## BEGIN Dataset entries

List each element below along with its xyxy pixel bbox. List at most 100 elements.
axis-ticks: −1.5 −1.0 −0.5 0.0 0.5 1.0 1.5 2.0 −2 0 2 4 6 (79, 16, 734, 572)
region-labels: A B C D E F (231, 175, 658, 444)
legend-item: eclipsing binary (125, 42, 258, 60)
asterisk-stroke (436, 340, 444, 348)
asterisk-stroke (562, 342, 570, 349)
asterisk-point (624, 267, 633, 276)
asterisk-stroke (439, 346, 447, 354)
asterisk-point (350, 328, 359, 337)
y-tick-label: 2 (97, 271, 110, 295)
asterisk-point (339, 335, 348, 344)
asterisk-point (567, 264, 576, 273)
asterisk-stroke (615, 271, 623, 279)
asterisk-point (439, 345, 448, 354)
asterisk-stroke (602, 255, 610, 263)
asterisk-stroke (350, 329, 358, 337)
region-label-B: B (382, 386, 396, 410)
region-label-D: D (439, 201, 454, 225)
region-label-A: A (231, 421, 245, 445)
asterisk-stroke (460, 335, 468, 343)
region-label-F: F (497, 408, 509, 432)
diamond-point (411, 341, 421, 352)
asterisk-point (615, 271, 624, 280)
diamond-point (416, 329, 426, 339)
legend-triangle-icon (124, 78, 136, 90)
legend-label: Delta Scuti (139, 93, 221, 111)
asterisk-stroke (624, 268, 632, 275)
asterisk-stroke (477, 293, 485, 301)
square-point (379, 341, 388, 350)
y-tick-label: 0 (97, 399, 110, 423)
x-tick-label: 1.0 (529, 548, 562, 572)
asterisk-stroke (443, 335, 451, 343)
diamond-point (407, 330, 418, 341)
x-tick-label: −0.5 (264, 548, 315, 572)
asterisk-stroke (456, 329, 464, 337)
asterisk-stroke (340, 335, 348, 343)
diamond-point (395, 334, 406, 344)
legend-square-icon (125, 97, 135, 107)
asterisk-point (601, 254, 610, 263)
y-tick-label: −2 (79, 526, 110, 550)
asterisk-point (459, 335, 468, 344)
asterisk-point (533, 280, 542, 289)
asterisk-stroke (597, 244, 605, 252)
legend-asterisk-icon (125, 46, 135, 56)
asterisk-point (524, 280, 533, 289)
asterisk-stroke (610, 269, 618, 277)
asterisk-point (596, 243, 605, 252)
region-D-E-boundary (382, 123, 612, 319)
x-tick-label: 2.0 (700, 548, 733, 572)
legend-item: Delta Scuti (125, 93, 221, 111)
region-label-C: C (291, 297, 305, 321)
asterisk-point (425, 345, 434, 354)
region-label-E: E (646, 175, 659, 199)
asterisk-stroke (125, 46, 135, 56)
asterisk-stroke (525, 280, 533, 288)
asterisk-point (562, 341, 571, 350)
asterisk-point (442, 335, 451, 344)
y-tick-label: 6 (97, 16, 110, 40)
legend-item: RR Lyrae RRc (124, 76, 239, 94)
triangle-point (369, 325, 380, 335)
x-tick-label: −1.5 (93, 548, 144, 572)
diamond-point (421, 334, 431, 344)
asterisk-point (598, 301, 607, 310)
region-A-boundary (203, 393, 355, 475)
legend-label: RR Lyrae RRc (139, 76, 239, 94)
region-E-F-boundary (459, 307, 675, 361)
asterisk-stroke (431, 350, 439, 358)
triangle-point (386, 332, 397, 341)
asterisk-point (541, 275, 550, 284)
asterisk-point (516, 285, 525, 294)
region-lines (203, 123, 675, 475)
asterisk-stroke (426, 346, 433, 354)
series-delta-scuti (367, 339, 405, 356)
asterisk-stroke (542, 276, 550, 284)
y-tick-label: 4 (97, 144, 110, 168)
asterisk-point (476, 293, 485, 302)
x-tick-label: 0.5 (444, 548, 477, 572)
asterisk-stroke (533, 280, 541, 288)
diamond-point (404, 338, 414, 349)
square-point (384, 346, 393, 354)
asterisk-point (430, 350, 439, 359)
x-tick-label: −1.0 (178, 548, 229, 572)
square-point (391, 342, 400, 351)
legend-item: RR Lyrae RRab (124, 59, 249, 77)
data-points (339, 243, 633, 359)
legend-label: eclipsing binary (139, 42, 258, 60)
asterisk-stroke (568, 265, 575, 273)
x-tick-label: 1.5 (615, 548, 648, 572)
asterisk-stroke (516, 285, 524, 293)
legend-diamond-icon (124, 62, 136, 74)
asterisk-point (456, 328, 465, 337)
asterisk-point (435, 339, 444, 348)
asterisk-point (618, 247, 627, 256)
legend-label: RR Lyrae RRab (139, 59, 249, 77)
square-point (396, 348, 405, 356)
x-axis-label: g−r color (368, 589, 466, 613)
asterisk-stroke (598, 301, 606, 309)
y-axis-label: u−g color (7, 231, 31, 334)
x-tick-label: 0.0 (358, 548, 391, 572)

## END Dataset entries

◆ **What is being asked**
Convert every line of the material above into a JSON list of strings, with one string per line and blank lines left out.

◆ **Task answer**
[
  "List each element below along with its xyxy pixel bbox. List at most 100 elements.",
  "axis-ticks: −1.5 −1.0 −0.5 0.0 0.5 1.0 1.5 2.0 −2 0 2 4 6 (79, 16, 734, 572)",
  "region-labels: A B C D E F (231, 175, 658, 444)",
  "legend-item: eclipsing binary (125, 42, 258, 60)",
  "asterisk-stroke (436, 340, 444, 348)",
  "asterisk-stroke (562, 342, 570, 349)",
  "asterisk-point (624, 267, 633, 276)",
  "asterisk-stroke (439, 346, 447, 354)",
  "asterisk-point (350, 328, 359, 337)",
  "y-tick-label: 2 (97, 271, 110, 295)",
  "asterisk-point (339, 335, 348, 344)",
  "asterisk-point (567, 264, 576, 273)",
  "asterisk-stroke (615, 271, 623, 279)",
  "asterisk-point (439, 345, 448, 354)",
  "asterisk-stroke (602, 255, 610, 263)",
  "asterisk-stroke (350, 329, 358, 337)",
  "region-label-B: B (382, 386, 396, 410)",
  "region-label-D: D (439, 201, 454, 225)",
  "region-label-A: A (231, 421, 245, 445)",
  "asterisk-stroke (460, 335, 468, 343)",
  "region-label-F: F (497, 408, 509, 432)",
  "diamond-point (411, 341, 421, 352)",
  "asterisk-point (615, 271, 624, 280)",
  "diamond-point (416, 329, 426, 339)",
  "legend-triangle-icon (124, 78, 136, 90)",
  "legend-label: Delta Scuti (139, 93, 221, 111)",
  "asterisk-stroke (624, 268, 632, 275)",
  "asterisk-stroke (477, 293, 485, 301)",
  "square-point (379, 341, 388, 350)",
  "y-tick-label: 0 (97, 399, 110, 423)",
  "x-tick-label: 1.0 (529, 548, 562, 572)",
  "asterisk-stroke (443, 335, 451, 343)",
  "diamond-point (407, 330, 418, 341)",
  "x-tick-label: −0.5 (264, 548, 315, 572)",
  "asterisk-stroke (456, 329, 464, 337)",
  "asterisk-stroke (340, 335, 348, 343)",
  "diamond-point (395, 334, 406, 344)",
  "legend-square-icon (125, 97, 135, 107)",
  "asterisk-point (601, 254, 610, 263)",
  "y-tick-label: −2 (79, 526, 110, 550)",
  "asterisk-point (459, 335, 468, 344)",
  "asterisk-point (533, 280, 542, 289)",
  "asterisk-stroke (597, 244, 605, 252)",
  "legend-asterisk-icon (125, 46, 135, 56)",
  "asterisk-point (524, 280, 533, 289)",
  "asterisk-stroke (610, 269, 618, 277)",
  "asterisk-point (596, 243, 605, 252)",
  "region-D-E-boundary (382, 123, 612, 319)",
  "x-tick-label: 2.0 (700, 548, 733, 572)",
  "legend-item: Delta Scuti (125, 93, 221, 111)",
  "region-label-C: C (291, 297, 305, 321)",
  "asterisk-point (425, 345, 434, 354)",
  "region-label-E: E (646, 175, 659, 199)",
  "asterisk-stroke (125, 46, 135, 56)",
  "asterisk-stroke (525, 280, 533, 288)",
  "asterisk-point (562, 341, 571, 350)",
  "asterisk-point (442, 335, 451, 344)",
  "y-tick-label: 6 (97, 16, 110, 40)",
  "legend-item: RR Lyrae RRc (124, 76, 239, 94)",
  "triangle-point (369, 325, 380, 335)",
  "x-tick-label: −1.5 (93, 548, 144, 572)",
  "diamond-point (421, 334, 431, 344)",
  "asterisk-point (598, 301, 607, 310)",
  "region-A-boundary (203, 393, 355, 475)",
  "legend-label: RR Lyrae RRc (139, 76, 239, 94)",
  "region-E-F-boundary (459, 307, 675, 361)",
  "asterisk-stroke (431, 350, 439, 358)",
  "triangle-point (386, 332, 397, 341)",
  "asterisk-point (541, 275, 550, 284)",
  "asterisk-point (516, 285, 525, 294)",
  "region-lines (203, 123, 675, 475)",
  "asterisk-stroke (426, 346, 433, 354)",
  "series-delta-scuti (367, 339, 405, 356)",
  "asterisk-stroke (542, 276, 550, 284)",
  "y-tick-label: 4 (97, 144, 110, 168)",
  "asterisk-point (476, 293, 485, 302)",
  "x-tick-label: 0.5 (444, 548, 477, 572)",
  "asterisk-stroke (533, 280, 541, 288)",
  "diamond-point (404, 338, 414, 349)",
  "square-point (384, 346, 393, 354)",
  "asterisk-point (430, 350, 439, 359)",
  "x-tick-label: −1.0 (178, 548, 229, 572)",
  "square-point (391, 342, 400, 351)",
  "legend-item: RR Lyrae RRab (124, 59, 249, 77)",
  "data-points (339, 243, 633, 359)",
  "legend-label: eclipsing binary (139, 42, 258, 60)",
  "asterisk-stroke (568, 265, 575, 273)",
  "x-tick-label: 1.5 (615, 548, 648, 572)",
  "asterisk-stroke (516, 285, 524, 293)",
  "legend-diamond-icon (124, 62, 136, 74)",
  "asterisk-point (456, 328, 465, 337)",
  "asterisk-point (435, 339, 444, 348)",
  "asterisk-point (618, 247, 627, 256)",
  "legend-label: RR Lyrae RRab (139, 59, 249, 77)",
  "square-point (396, 348, 405, 356)",
  "x-axis-label: g−r color (368, 589, 466, 613)",
  "asterisk-stroke (598, 301, 606, 309)",
  "y-axis-label: u−g color (7, 231, 31, 334)",
  "x-tick-label: 0.0 (358, 548, 391, 572)"
]